◆ TASK MATERIAL:

━━━

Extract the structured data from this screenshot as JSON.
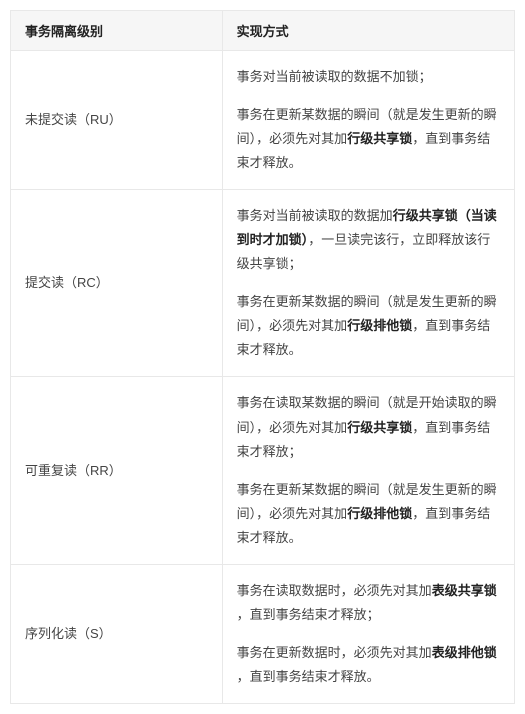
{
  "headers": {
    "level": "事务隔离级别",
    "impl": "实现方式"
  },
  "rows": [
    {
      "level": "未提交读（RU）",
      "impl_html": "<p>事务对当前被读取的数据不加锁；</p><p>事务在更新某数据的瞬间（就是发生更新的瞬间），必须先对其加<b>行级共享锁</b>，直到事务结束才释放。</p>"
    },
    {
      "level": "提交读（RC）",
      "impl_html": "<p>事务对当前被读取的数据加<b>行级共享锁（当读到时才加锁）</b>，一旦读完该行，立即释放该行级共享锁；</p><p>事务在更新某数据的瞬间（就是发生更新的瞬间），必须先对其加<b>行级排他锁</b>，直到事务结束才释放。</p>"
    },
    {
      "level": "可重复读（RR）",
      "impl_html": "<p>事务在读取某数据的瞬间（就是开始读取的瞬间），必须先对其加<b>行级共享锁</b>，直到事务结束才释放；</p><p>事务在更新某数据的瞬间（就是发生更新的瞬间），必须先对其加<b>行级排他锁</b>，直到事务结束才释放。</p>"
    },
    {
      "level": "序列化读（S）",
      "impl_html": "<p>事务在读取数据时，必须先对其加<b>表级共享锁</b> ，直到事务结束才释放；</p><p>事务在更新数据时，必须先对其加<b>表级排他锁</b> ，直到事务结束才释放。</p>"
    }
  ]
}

━━━

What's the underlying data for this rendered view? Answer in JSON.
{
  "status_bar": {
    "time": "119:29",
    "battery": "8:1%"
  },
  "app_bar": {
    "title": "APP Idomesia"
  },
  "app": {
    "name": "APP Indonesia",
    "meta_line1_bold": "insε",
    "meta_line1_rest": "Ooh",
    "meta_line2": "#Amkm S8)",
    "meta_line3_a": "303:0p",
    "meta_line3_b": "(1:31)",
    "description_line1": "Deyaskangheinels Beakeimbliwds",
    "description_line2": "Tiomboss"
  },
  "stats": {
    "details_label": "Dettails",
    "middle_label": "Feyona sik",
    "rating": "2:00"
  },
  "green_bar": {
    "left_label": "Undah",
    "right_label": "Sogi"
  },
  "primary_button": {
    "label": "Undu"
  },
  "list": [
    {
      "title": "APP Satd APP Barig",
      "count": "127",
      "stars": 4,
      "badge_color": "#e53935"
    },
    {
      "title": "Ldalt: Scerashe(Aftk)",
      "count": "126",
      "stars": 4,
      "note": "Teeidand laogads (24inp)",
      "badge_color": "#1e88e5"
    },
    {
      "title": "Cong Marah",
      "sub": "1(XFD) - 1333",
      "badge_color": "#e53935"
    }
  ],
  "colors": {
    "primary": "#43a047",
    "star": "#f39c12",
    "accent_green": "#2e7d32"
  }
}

━━━

◆ GIVEN INSTRUCTION: Your task is to gather every line with the word "title" and copy it.

◆ SOLUTION BELOW:
    "title": "APP Idomesia"
      "title": "APP Satd APP Barig",
      "title": "Ldalt: Scerashe(Aftk)",
      "title": "Cong Marah",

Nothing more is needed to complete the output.